━━ Task material

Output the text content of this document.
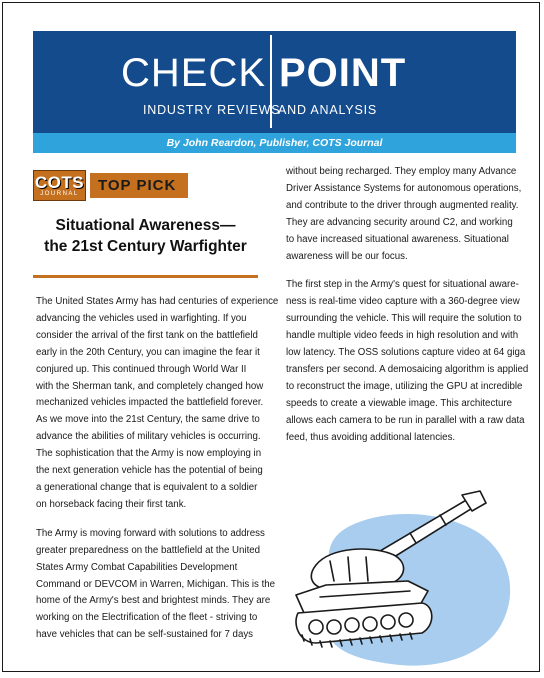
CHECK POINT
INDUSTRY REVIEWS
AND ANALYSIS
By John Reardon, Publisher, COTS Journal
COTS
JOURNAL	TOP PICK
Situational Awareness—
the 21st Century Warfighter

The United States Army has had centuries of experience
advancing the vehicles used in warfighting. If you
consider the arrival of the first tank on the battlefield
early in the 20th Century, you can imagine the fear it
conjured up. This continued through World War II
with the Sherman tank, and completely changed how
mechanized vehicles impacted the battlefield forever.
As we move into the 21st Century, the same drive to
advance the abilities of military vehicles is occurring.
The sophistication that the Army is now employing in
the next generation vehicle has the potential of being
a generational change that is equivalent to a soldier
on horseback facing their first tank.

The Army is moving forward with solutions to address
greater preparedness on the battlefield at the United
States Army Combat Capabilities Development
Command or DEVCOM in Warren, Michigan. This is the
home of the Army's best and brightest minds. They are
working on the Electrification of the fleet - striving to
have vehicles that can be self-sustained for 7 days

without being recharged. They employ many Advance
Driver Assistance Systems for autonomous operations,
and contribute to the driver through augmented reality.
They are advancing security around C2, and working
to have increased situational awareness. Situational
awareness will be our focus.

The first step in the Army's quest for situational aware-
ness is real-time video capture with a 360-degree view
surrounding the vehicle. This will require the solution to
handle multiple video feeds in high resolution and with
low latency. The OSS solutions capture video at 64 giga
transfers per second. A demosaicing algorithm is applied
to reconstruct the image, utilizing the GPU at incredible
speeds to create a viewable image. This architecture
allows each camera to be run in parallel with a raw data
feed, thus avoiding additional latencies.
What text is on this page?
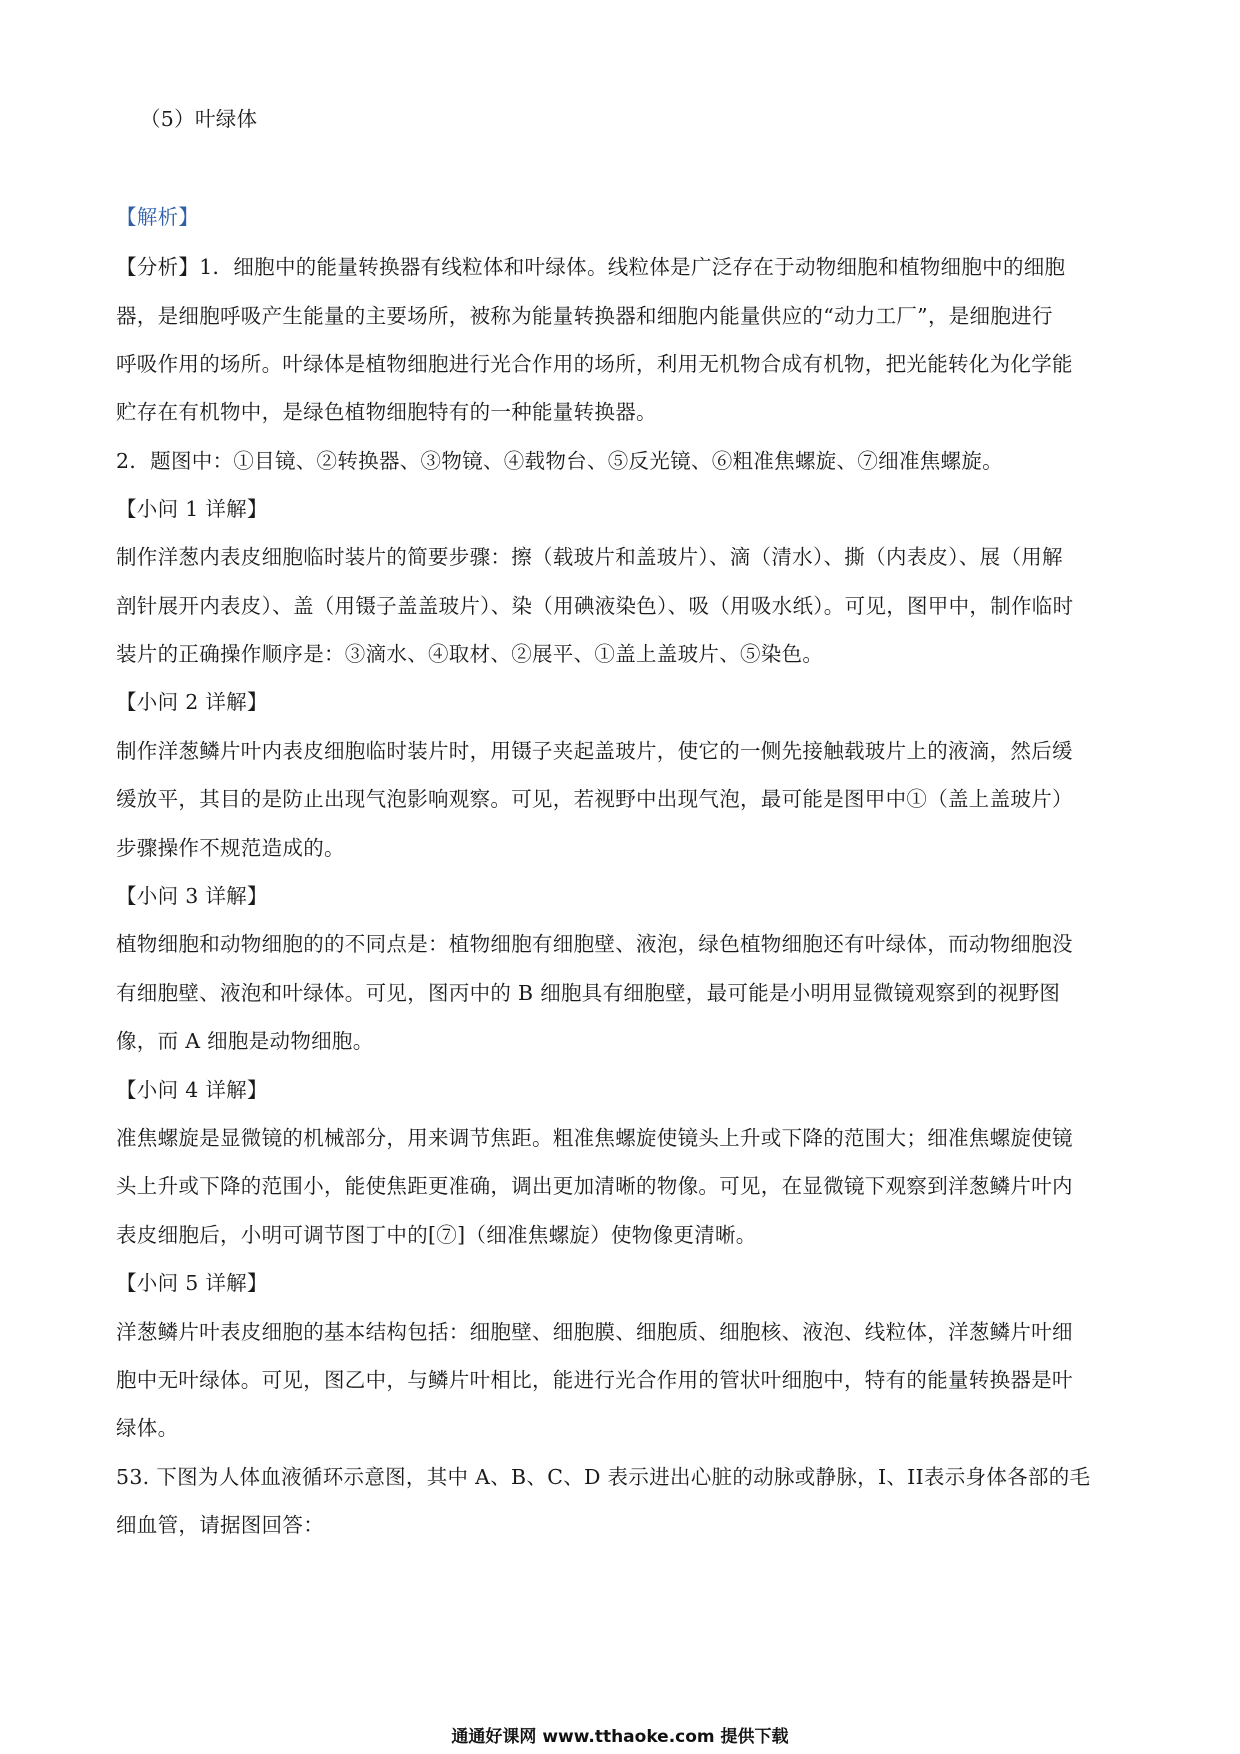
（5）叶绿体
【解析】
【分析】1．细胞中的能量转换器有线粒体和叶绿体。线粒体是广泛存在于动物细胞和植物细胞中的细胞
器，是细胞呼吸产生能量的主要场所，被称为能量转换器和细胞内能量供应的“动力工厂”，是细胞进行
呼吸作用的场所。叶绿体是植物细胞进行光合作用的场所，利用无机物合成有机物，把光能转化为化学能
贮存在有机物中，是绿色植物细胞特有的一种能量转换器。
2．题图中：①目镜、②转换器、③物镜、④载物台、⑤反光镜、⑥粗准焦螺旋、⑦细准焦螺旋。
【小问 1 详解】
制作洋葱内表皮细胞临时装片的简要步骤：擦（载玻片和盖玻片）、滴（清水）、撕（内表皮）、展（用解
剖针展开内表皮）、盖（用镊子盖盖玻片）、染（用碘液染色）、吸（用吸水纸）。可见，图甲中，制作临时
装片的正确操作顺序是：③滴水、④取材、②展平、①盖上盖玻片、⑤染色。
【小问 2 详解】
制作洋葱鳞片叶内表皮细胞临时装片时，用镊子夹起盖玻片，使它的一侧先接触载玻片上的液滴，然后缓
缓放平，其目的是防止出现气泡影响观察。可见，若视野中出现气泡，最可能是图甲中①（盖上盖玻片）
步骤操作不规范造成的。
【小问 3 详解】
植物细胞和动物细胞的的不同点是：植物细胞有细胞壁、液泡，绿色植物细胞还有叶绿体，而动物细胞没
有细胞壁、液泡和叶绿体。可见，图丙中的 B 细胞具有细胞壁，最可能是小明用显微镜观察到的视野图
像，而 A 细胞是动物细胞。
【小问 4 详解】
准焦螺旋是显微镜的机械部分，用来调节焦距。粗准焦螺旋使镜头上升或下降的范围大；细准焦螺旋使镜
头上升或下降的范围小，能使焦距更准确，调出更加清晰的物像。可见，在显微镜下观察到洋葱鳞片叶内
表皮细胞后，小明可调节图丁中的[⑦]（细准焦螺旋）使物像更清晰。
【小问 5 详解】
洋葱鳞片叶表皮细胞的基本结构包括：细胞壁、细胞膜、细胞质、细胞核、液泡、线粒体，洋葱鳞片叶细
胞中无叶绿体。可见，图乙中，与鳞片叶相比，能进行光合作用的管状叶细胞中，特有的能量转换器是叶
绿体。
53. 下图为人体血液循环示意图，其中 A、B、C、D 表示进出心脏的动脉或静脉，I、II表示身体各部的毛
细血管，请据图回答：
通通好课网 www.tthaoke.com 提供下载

━━━━
━━ Task material

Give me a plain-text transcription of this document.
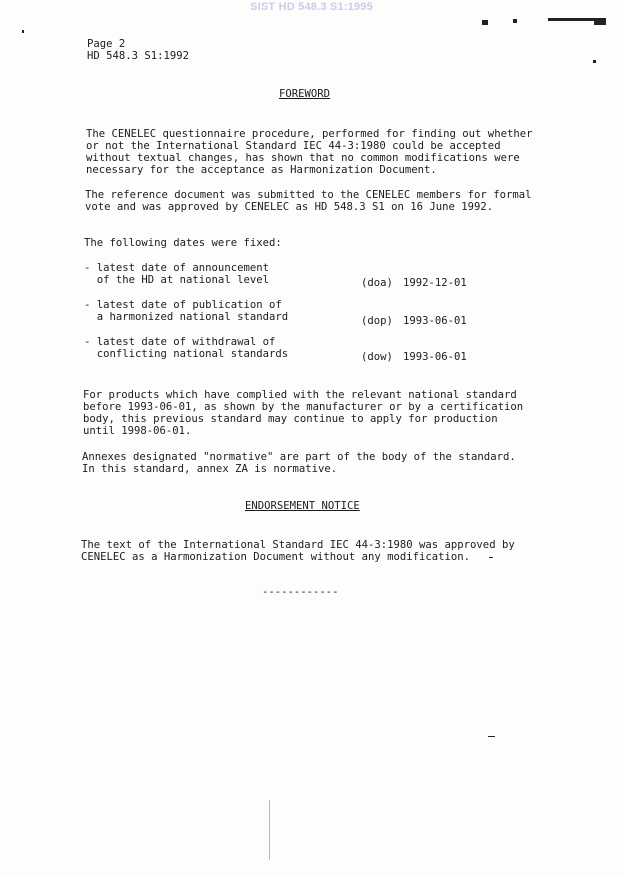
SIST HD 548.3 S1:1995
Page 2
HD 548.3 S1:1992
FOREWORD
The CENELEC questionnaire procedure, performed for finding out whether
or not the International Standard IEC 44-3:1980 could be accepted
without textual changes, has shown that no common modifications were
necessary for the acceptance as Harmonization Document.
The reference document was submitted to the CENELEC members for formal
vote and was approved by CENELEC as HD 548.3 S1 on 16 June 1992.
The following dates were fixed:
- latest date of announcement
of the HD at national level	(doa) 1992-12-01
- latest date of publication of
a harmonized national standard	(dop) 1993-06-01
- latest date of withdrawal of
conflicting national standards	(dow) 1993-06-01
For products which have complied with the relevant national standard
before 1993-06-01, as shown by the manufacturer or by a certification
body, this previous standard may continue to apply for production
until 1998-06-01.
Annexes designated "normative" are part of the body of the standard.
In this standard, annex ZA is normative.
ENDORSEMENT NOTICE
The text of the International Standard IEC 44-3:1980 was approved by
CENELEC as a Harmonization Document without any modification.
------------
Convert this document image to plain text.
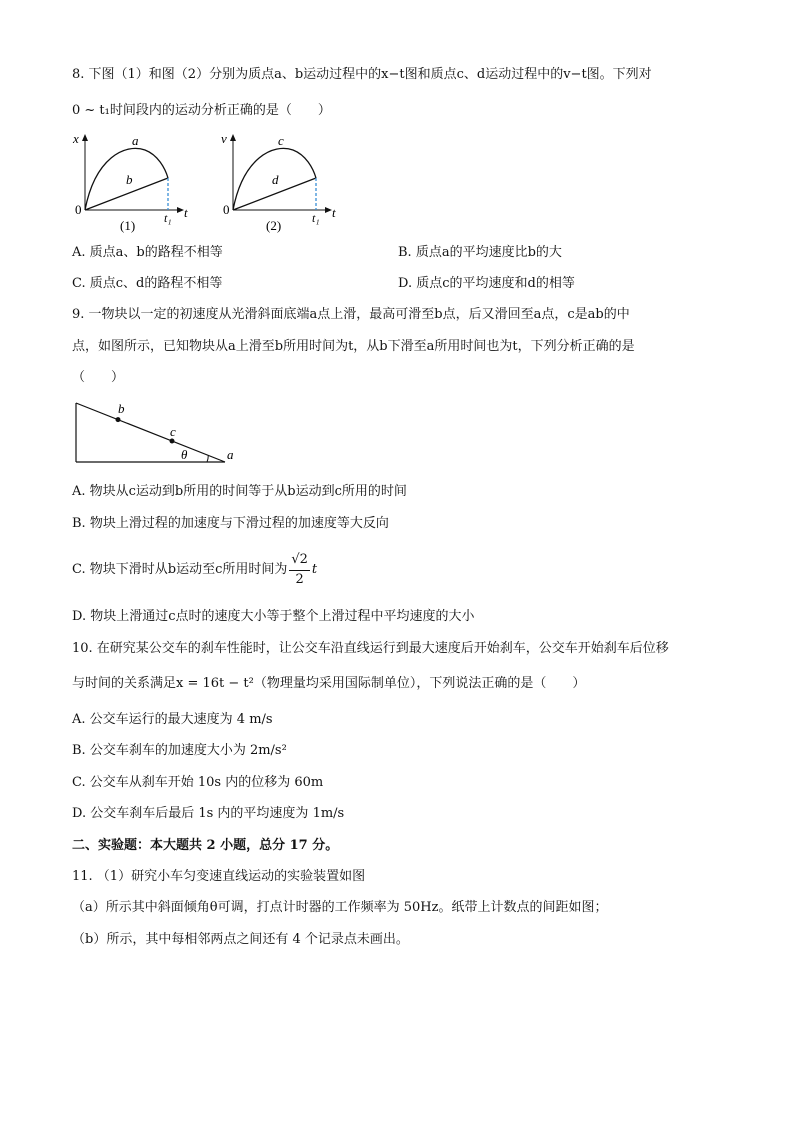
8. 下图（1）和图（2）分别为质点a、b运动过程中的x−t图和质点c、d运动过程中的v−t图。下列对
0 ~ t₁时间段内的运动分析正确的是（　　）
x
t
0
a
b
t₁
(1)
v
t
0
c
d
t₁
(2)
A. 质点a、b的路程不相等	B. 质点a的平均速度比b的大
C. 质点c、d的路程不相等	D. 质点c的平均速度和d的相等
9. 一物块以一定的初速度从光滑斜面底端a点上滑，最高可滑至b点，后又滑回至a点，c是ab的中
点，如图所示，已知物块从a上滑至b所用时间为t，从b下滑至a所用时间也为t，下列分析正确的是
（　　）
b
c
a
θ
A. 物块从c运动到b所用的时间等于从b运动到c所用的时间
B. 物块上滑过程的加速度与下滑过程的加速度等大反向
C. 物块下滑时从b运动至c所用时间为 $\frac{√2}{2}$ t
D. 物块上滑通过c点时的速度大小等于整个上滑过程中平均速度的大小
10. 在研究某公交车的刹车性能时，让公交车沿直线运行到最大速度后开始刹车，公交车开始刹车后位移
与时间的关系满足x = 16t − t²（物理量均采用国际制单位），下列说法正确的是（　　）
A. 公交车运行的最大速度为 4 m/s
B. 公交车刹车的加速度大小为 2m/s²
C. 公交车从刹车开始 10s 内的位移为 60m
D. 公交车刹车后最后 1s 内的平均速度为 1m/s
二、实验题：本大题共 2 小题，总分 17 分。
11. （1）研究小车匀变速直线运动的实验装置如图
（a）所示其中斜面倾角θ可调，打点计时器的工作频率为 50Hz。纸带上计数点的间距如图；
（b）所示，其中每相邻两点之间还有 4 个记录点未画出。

━━━━
━━ Task material

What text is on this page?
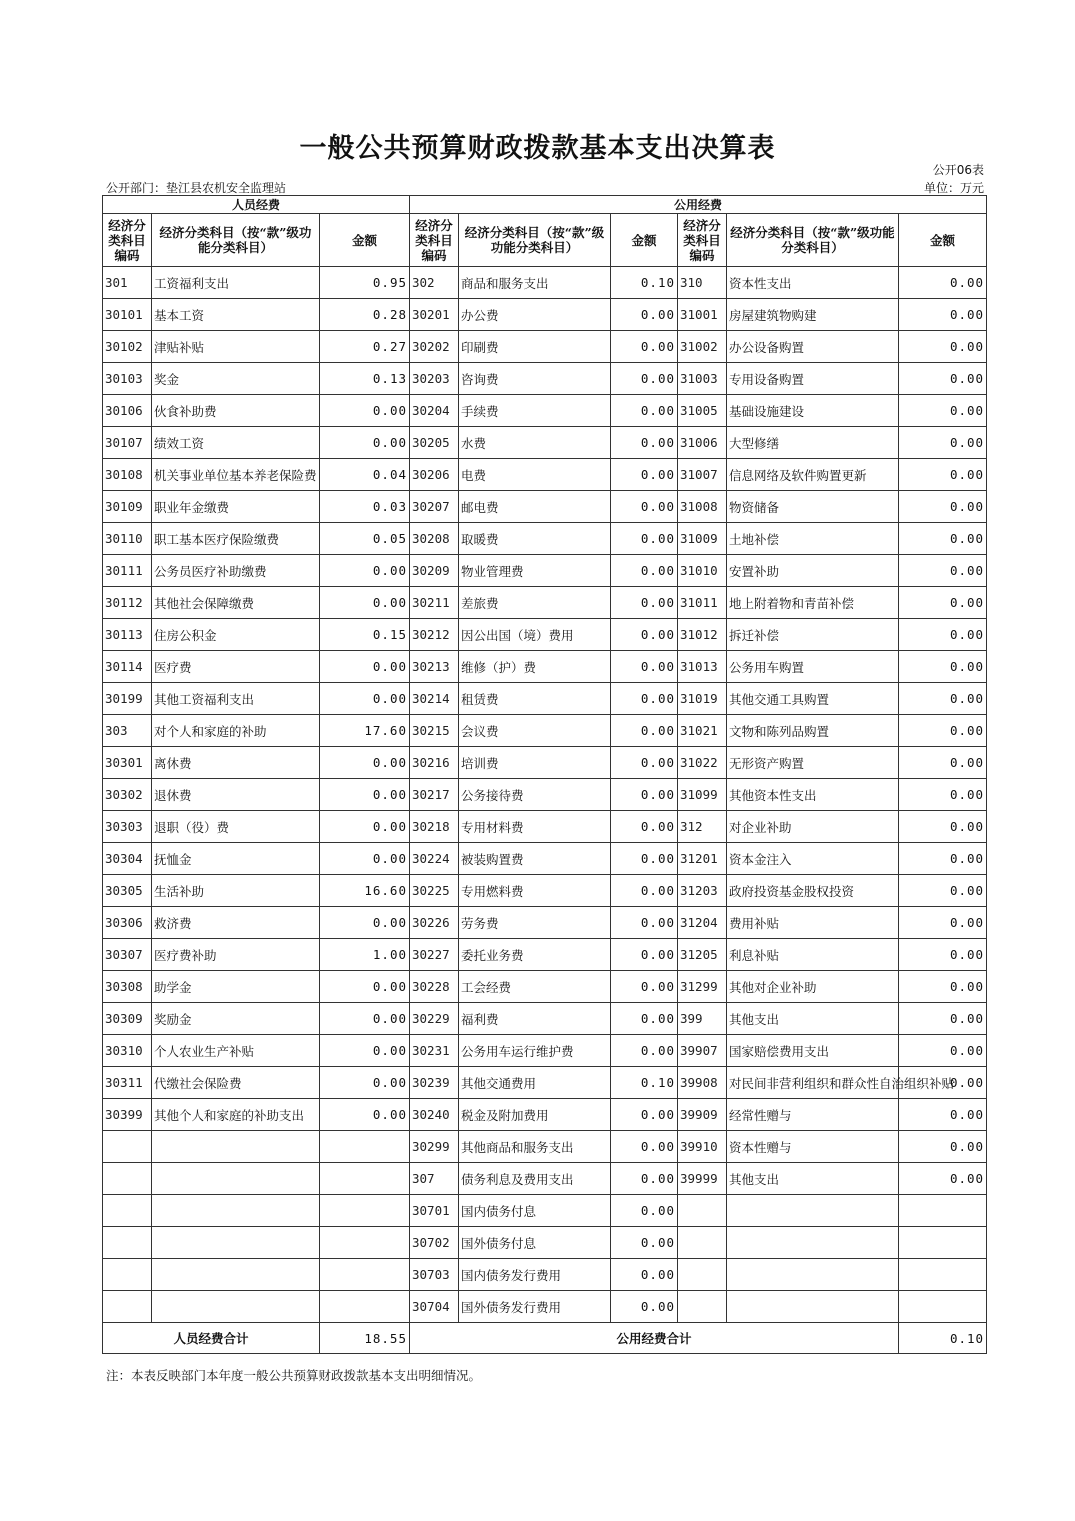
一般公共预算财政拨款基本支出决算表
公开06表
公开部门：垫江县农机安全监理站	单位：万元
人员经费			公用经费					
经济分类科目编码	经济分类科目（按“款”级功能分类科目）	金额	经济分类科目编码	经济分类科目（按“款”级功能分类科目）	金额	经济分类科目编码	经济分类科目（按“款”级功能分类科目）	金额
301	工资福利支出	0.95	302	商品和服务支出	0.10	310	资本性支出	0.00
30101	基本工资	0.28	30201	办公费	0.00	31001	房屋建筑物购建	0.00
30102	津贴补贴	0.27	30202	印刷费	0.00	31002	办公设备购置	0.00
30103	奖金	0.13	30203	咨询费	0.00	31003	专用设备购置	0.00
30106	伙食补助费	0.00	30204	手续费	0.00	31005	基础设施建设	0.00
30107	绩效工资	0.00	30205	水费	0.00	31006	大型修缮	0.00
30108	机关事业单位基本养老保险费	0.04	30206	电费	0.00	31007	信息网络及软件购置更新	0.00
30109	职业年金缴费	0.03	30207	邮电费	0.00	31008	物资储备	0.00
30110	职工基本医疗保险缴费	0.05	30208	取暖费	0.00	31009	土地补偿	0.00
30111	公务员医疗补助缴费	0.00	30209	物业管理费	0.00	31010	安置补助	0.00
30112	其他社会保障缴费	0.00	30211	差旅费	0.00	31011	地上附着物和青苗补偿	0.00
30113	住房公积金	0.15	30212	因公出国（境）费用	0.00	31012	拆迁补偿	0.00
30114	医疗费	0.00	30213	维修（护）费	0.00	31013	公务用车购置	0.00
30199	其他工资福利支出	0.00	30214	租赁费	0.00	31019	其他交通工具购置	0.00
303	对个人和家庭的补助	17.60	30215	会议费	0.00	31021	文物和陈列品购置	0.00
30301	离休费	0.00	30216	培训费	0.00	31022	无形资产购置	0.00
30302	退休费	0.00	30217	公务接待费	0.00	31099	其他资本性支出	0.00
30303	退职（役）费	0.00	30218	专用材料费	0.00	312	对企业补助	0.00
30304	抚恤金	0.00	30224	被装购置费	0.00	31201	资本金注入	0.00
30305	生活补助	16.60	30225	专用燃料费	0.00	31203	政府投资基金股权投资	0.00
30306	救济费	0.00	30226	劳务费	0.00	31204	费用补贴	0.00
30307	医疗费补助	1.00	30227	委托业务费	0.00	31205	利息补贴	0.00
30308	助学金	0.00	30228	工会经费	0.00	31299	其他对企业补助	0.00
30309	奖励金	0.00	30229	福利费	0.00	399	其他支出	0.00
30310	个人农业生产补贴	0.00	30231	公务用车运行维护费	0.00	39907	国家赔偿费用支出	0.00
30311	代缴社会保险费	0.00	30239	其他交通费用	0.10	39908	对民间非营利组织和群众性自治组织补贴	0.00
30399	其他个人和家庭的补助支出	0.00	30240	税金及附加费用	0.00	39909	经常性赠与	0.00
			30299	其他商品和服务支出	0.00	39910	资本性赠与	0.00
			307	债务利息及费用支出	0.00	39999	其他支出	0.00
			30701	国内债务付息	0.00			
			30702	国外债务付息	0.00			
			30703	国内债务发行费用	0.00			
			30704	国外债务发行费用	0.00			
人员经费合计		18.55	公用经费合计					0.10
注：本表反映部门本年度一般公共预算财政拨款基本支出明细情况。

━━━━

Using the listing above, gather each line that holds the string "body" and copy it.

Reply
body, this previous standard may continue to apply for production
Annexes designated "normative" are part of the body of the standard.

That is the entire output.